▸ **The task**
Go through the material below and copy each line where the word "screenshot" appears.

-- START OF Available data --

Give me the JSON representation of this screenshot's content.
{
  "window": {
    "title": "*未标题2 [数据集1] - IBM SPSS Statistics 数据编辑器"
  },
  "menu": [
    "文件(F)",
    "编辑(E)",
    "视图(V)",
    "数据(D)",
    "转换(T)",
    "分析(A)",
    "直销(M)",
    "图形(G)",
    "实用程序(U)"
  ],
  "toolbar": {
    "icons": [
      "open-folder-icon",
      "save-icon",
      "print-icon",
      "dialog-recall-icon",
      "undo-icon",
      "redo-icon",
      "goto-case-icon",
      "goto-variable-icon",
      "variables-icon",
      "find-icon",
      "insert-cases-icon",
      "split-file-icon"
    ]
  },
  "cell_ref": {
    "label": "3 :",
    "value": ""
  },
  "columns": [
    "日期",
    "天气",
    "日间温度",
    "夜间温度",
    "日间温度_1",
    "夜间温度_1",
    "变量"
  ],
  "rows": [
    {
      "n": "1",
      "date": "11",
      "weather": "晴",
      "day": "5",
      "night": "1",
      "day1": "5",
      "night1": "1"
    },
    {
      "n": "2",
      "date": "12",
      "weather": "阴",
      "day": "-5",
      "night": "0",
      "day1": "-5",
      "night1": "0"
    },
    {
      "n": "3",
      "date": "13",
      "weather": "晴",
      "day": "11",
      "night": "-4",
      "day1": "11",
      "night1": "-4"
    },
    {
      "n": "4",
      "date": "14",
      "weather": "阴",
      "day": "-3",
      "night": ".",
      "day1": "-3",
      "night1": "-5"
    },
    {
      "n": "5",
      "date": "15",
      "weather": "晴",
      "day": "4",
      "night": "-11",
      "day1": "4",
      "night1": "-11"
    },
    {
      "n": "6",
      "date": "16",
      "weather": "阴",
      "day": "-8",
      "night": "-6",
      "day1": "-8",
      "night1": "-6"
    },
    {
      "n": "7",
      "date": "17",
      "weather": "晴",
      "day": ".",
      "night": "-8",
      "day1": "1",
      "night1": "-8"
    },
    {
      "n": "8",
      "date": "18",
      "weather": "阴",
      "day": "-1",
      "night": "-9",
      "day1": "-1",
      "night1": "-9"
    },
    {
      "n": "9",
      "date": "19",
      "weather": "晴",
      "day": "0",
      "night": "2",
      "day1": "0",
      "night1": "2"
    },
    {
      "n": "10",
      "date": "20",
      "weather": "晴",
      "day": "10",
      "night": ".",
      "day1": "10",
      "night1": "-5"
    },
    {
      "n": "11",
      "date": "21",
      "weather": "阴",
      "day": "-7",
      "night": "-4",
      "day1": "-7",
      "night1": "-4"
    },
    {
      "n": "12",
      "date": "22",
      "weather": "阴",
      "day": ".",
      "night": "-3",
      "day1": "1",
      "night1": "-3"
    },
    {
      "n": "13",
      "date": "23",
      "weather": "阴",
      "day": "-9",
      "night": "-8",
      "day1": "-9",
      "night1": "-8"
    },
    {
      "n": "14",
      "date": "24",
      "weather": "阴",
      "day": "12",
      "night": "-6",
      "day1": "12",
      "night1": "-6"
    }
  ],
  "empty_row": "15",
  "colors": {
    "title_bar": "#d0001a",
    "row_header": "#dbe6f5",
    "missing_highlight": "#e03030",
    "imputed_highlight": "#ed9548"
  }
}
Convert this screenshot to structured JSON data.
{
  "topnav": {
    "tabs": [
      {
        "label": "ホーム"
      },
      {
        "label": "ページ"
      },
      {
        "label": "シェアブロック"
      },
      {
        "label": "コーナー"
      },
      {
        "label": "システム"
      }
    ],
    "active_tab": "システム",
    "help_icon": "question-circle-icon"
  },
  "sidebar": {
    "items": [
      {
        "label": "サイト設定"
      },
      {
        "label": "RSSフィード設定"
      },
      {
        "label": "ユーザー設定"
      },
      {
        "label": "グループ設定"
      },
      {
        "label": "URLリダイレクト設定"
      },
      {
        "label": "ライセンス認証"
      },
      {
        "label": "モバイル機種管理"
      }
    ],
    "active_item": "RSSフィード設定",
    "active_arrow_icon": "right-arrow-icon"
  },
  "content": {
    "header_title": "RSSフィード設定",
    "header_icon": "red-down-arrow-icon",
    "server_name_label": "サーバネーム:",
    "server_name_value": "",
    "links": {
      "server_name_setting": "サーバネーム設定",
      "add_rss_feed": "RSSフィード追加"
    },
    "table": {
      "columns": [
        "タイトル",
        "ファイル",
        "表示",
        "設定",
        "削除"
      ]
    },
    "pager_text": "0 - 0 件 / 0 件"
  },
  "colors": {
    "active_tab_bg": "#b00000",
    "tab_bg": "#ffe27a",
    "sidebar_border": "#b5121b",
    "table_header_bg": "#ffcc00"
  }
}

-- END OF Available data --

▸ **Finished exercise**
Give me the JSON representation of this screenshot's content.
Convert this screenshot to structured JSON data.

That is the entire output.